**Set problem**
Repeat the whole listing exactly as written.
····················
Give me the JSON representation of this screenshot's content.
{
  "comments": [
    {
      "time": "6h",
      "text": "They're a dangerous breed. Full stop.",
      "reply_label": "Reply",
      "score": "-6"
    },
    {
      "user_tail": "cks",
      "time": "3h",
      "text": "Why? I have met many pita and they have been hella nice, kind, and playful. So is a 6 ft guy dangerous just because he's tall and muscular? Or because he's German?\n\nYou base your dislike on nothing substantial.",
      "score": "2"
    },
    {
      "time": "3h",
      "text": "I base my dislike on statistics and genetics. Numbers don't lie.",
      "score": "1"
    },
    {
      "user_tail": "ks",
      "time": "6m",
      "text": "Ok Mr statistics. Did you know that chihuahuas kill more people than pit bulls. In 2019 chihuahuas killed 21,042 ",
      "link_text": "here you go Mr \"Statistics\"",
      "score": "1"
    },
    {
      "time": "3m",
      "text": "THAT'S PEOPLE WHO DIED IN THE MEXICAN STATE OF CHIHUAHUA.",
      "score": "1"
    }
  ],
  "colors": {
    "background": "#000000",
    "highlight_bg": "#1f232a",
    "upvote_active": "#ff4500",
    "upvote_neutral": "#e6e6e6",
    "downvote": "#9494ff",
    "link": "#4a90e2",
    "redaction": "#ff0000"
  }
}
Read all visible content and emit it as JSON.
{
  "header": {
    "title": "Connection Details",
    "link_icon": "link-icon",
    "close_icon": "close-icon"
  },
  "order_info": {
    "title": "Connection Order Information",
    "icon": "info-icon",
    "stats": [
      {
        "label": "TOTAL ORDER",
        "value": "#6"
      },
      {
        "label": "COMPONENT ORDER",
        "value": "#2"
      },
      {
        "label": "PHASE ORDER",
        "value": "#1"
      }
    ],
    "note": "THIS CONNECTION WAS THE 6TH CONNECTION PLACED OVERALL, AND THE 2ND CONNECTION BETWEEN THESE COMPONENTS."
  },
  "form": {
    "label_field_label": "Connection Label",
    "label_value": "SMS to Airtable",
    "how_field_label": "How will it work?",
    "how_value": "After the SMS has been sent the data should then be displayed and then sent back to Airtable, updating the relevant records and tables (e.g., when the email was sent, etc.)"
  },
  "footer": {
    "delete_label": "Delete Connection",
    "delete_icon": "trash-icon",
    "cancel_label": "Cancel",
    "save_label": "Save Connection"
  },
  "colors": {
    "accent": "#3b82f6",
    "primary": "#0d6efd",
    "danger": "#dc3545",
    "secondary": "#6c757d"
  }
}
····················
**Expected output**
Give me the JSON representation of this screenshot's content.
{
  "comments": [
    {
      "time": "6h",
      "text": "They're a dangerous breed. Full stop.",
      "reply_label": "Reply",
      "score": "-6"
    },
    {
      "user_tail": "cks",
      "time": "3h",
      "text": "Why? I have met many pita and they have been hella nice, kind, and playful. So is a 6 ft guy dangerous just because he's tall and muscular? Or because he's German?\n\nYou base your dislike on nothing substantial.",
      "score": "2"
    },
    {
      "time": "3h",
      "text": "I base my dislike on statistics and genetics. Numbers don't lie.",
      "score": "1"
    },
    {
      "user_tail": "ks",
      "time": "6m",
      "text": "Ok Mr statistics. Did you know that chihuahuas kill more people than pit bulls. In 2019 chihuahuas killed 21,042 ",
      "link_text": "here you go Mr \"Statistics\"",
      "score": "1"
    },
    {
      "time": "3m",
      "text": "THAT'S PEOPLE WHO DIED IN THE MEXICAN STATE OF CHIHUAHUA.",
      "score": "1"
    }
  ],
  "colors": {
    "background": "#000000",
    "highlight_bg": "#1f232a",
    "upvote_active": "#ff4500",
    "upvote_neutral": "#e6e6e6",
    "downvote": "#9494ff",
    "link": "#4a90e2",
    "redaction": "#ff0000"
  }
}
Read all visible content and emit it as JSON.
{
  "header": {
    "title": "Connection Details",
    "link_icon": "link-icon",
    "close_icon": "close-icon"
  },
  "order_info": {
    "title": "Connection Order Information",
    "icon": "info-icon",
    "stats": [
      {
        "label": "TOTAL ORDER",
        "value": "#6"
      },
      {
        "label": "COMPONENT ORDER",
        "value": "#2"
      },
      {
        "label": "PHASE ORDER",
        "value": "#1"
      }
    ],
    "note": "THIS CONNECTION WAS THE 6TH CONNECTION PLACED OVERALL, AND THE 2ND CONNECTION BETWEEN THESE COMPONENTS."
  },
  "form": {
    "label_field_label": "Connection Label",
    "label_value": "SMS to Airtable",
    "how_field_label": "How will it work?",
    "how_value": "After the SMS has been sent the data should then be displayed and then sent back to Airtable, updating the relevant records and tables (e.g., when the email was sent, etc.)"
  },
  "footer": {
    "delete_label": "Delete Connection",
    "delete_icon": "trash-icon",
    "cancel_label": "Cancel",
    "save_label": "Save Connection"
  },
  "colors": {
    "accent": "#3b82f6",
    "primary": "#0d6efd",
    "danger": "#dc3545",
    "secondary": "#6c757d"
  }
}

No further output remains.